Vocazioni e università: “La meta da raggiungere è l’incontro”
"Il germe vocazionale - sottolinea Ernesto Diaco, direttore dell’Ufficio nazionale Cei per l’educazione, la scuola e l’università - affonda nei primi anni di vita, ma gli anni universitari sono una stagione decisiva anche in ambito vocazionale, una stagione di scelte, assunzione di responsabilità e apertura di spazi di libertà; per molti giovani sono il luogo del discernimento"
È in corso di svolgimento a Roma da ieri a domani venerdì 5 gennaio il Convegno nazionale vocazionale e di pastorale universitaria dal tema “Creare casa” (espressione usata da Papa Francesco al numero 217 dell’esortazione apostolica “Christus vivit”, pubblicata a chiusura del Sinodo dei vescovi su “I giovani, la fede e il discernimento vocazionale”), promosso dagli Uffici nazionali Cei per la pastorale delle vocazioni, l’educazione, la scuola e l’università.
L’appuntamento è stato aperto dall’intervento, svolto in videocollegamento, del segretario generale della Conferenza episcopale italiana monsignor Giuseppe Baturi: «Il tema della vocazione – esordisce il presule – è il tema della ricerca del proprio ruolo nella vita e riguarda anche l’università. A sua volta, il tema della casa è legato alla speranza». D’altra parte il Papa ha scritto: “Creare casa è permettere che la profezia prenda corpo e renda le nostre ore e i nostri giorni meno inospitali, meno indifferenti e anonimi. È creare legami che si costruiscono con gesti semplici, quotidiani e che tutti possiamo compiere”: «Quando due innamorati si vogliono bene – aggiunge monsignor Baturi – pensano a una casa, e quando la famiglia cresce la casa si ingrandisce. La casa, inoltre, custodisce la speranza di un bene per sé e per gli altri, e infine ricorda e testimonia che non si può vivere senza pensare che tutti gli altri fanno parte, come noi, di una casa comune».
Ieri si è svolta la prima giornata di convegno dal tema “La casa di Nazareth”, oggi verrà approfondito il tema “casa di Cafarnao”, per poi “tornare” in Galilea domani, giornata finale dell’evento: «Vogliamo ricreare in questi tre giorni il clima della casa che abbiamo messo a tema di questo convegno», spiega don Michele Gianola, sottosegretario della Cei e direttore Ufficio nazionale per la pastorale delle vocazioni, introducendo i lavori: «Il tema “Creare casa” che abbiamo scelto per il convegno – riprende don Gianola – deriva da un’espressione di papa Francesco, al n. 217 dell’esortazione apostolica “Christus Vivit”, e ci invita a far sì che le nostre esperienze ecclesiali assomiglino almeno un po’ ad una casa. I lavori del convegno ruoteranno intorno a tre luoghi raccontati dal Vangelo. Anzitutto, oggi (ieri per chi legge), la casa di Nazareth, città nella quale Gesù ha vissuto un lungo tempo della sua vita, facendo un parallelo con la Nazareth del nostro tempo, la città in cui viviamo. Domani (oggi per chi legge) andremo a Cafarnao, luogo del primo ministero di Gesù. Le case in cui viviamo non sono solo strutture; sono soprattutto le relazioni che viviamo, all’interno delle quali si incarna e scorre la vita dello spirito. L’ultimo giorno si farà ritorno in Galilea; anche noi poi torneremo nelle nostre Galilee, con la speranza certa di incontrare il Signore e capire quali sfide il futuro ci presenta».

MATERIALE FORNITO -
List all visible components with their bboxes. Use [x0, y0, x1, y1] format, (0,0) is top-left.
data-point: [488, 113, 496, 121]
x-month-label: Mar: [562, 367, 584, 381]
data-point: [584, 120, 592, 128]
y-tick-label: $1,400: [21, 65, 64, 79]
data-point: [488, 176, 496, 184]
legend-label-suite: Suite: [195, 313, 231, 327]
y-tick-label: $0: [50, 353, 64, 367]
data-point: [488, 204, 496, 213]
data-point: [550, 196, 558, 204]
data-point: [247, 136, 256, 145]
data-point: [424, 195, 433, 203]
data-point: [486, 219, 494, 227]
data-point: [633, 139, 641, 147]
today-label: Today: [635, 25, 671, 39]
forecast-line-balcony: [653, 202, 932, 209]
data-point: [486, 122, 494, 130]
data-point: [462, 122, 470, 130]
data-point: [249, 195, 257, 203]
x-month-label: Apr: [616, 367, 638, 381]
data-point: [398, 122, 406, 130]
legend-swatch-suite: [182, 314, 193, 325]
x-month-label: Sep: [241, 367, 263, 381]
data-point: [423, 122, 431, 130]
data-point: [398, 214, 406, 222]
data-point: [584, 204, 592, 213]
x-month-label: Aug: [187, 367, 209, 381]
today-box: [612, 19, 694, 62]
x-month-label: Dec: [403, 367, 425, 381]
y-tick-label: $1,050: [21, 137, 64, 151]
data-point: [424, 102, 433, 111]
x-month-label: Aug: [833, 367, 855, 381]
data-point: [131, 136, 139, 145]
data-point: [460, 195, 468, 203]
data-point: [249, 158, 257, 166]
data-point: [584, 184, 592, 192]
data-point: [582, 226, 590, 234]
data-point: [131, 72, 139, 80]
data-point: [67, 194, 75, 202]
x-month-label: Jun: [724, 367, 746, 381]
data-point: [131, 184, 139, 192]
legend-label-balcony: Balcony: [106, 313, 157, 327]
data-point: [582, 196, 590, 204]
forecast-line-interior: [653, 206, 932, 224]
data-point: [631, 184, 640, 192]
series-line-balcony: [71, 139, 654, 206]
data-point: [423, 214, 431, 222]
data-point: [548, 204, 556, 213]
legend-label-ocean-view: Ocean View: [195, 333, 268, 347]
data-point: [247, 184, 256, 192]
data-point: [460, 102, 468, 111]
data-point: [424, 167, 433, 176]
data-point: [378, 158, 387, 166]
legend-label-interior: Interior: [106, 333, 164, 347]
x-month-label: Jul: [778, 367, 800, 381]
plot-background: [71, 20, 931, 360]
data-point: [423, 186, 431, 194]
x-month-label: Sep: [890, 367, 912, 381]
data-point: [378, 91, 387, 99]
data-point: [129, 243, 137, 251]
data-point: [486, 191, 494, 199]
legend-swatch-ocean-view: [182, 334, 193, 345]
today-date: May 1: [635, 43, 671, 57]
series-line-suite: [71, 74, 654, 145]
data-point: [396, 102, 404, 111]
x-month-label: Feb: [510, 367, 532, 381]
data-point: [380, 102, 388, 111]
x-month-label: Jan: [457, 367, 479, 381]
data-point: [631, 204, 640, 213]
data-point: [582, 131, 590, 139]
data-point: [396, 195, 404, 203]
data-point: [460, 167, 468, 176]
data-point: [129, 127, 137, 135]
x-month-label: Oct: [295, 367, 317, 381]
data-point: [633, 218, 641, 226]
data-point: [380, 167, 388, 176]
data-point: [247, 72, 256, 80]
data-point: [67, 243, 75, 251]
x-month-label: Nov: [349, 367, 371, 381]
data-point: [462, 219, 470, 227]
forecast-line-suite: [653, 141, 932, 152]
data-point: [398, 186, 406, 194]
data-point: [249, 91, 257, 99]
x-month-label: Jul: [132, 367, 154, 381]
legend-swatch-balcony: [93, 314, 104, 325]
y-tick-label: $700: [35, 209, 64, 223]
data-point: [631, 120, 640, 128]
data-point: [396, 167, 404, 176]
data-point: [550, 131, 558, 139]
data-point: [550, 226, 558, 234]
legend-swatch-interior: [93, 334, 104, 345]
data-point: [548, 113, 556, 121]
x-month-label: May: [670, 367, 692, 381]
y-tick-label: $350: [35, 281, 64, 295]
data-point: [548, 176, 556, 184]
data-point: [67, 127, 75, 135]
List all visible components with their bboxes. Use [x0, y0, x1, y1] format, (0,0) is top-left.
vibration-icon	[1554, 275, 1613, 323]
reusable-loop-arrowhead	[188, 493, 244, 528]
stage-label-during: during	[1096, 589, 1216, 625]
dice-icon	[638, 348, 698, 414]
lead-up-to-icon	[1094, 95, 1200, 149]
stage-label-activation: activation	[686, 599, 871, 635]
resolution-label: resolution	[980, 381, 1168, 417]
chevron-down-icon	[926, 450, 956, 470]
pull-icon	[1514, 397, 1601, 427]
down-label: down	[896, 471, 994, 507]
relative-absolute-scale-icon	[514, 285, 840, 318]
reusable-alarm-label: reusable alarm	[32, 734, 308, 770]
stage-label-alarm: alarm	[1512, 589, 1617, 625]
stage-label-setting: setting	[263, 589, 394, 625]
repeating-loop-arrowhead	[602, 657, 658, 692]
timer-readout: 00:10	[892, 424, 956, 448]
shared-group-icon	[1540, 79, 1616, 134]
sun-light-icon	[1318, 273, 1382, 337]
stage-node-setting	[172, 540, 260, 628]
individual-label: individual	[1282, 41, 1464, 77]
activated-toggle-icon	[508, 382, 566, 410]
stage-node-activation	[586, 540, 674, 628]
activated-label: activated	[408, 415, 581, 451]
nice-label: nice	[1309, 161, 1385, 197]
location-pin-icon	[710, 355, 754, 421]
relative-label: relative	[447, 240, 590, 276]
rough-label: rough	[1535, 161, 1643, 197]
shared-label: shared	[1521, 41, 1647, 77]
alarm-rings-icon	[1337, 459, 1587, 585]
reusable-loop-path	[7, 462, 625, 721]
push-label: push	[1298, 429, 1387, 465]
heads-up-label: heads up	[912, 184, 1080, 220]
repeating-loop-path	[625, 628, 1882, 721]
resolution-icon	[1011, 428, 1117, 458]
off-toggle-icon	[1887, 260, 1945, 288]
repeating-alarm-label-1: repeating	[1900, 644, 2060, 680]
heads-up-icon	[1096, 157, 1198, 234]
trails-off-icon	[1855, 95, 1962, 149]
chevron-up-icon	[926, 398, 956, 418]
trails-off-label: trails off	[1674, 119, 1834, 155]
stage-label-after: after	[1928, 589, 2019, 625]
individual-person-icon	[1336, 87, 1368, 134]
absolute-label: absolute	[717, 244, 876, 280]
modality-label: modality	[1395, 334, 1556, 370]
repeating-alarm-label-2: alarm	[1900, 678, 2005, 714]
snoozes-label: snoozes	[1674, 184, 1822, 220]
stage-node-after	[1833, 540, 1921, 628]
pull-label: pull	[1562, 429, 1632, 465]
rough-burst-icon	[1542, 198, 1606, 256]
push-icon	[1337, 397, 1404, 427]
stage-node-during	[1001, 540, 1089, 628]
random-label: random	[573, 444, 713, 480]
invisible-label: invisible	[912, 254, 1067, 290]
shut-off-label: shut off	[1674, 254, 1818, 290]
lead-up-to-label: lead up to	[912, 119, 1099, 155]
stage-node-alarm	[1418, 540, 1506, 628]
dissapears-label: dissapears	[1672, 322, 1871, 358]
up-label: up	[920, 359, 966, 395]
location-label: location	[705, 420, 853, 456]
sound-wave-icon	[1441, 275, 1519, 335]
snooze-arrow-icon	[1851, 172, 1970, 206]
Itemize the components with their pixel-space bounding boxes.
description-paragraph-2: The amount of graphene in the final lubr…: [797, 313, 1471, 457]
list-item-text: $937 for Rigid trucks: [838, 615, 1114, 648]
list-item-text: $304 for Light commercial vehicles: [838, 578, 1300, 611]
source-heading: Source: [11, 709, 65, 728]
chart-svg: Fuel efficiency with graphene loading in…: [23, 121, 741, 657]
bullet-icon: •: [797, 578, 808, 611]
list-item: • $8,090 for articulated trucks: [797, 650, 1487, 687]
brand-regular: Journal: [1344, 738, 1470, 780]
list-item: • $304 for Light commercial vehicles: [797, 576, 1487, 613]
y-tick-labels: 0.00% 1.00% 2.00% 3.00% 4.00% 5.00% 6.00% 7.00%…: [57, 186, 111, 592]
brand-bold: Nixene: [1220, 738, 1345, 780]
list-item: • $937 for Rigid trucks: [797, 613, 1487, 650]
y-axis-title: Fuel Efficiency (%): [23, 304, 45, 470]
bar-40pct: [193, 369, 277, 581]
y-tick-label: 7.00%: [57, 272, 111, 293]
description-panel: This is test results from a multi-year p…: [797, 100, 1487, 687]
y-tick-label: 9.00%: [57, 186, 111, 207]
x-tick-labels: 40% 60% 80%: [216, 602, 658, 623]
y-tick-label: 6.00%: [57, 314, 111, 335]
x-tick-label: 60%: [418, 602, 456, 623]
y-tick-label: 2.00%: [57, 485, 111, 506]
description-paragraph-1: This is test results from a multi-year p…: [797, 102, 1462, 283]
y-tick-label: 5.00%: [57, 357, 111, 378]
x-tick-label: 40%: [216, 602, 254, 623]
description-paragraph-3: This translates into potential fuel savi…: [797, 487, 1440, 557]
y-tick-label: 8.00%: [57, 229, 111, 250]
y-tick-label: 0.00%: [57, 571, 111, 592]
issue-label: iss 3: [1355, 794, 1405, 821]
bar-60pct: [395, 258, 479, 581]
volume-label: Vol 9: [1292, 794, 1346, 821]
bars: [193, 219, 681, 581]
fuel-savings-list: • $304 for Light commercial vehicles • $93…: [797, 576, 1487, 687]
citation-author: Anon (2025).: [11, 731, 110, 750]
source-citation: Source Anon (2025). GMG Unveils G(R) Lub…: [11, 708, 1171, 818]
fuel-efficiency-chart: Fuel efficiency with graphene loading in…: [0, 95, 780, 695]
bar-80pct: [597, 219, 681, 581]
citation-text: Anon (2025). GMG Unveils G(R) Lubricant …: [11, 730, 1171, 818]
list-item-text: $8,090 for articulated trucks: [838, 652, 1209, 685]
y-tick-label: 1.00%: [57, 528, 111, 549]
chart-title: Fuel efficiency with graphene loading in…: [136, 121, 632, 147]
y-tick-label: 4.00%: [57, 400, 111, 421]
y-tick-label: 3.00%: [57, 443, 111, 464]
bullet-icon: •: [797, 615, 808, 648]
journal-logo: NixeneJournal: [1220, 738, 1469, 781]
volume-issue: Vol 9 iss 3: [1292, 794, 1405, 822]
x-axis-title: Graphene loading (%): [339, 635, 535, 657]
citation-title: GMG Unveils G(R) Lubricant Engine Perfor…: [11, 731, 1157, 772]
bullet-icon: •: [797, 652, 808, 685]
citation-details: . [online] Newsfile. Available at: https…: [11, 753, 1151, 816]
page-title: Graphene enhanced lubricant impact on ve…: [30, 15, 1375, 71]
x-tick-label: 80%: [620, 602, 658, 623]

COMPITI SCRITTI -
[1] Rispondi a queste domande sull'articolo dedicato al convegno vocazionale:
(a) Quale ufficio dirige Ernesto Diaco?
(b) In che modo è intervenuto monsignor Giuseppe Baturi all'apertura dell'appuntamento?
(c) Quale tema ha avuto la prima giornata del convegno?
[2] Prosegui l'articolo sul convegno vocazionale a partire dall'ultima frase riportata.
I dati non hanno alcun ruolo in questo lavoro.

LE RISPOSTE -
[1]
(a) L'Ufficio nazionale Cei per l'educazione, la scuola e l'università.
(b) In videocollegamento.
(c) "La casa di Nazareth".

[2]
Quindi, durante i lavori del convegno, è stato proiettato il video – a cura del Servizio per la promozione del sostegno economico alla Chiesa cattolica – contenente la testimonianza di don Emilio Scarpellini, cappellano universitario all’Università di Milano Bicocca, il quale ha paragonato il passaggio dalla sua parrocchia alla cappellania universitaria ad un cambio di passo da quello del centometrista a quello del maratoneta. Una video-testimonianza commentata da Ernesto Diaco, direttore dell’Ufficio nazionale Cei per l’educazione, la scuola e l’università che, insieme all’Ufficio nazionale per la pastorale delle vocazioni, promuove il convegno: «Ho accettato subito la proposta di don Michele di coinvolgere anche il mondo della pastorale universitaria nel convegno di quest’anno – racconta Diaco -. Mai fare da soli quello che si può fare insieme. La pastorale universitaria e la pastorale vocazionale sono strettamente collegate, anche perché si muovono entrambe nell’alveo della pastorale giovanile. Il germe vocazionale affonda nei primi anni di vita, ma gli anni universitari sono una stagione decisiva anche in ambito vocazionale, una stagione di scelte, assunzione di responsabilità e apertura di spazi di libertà; per molti giovani sono il luogo del discernimento».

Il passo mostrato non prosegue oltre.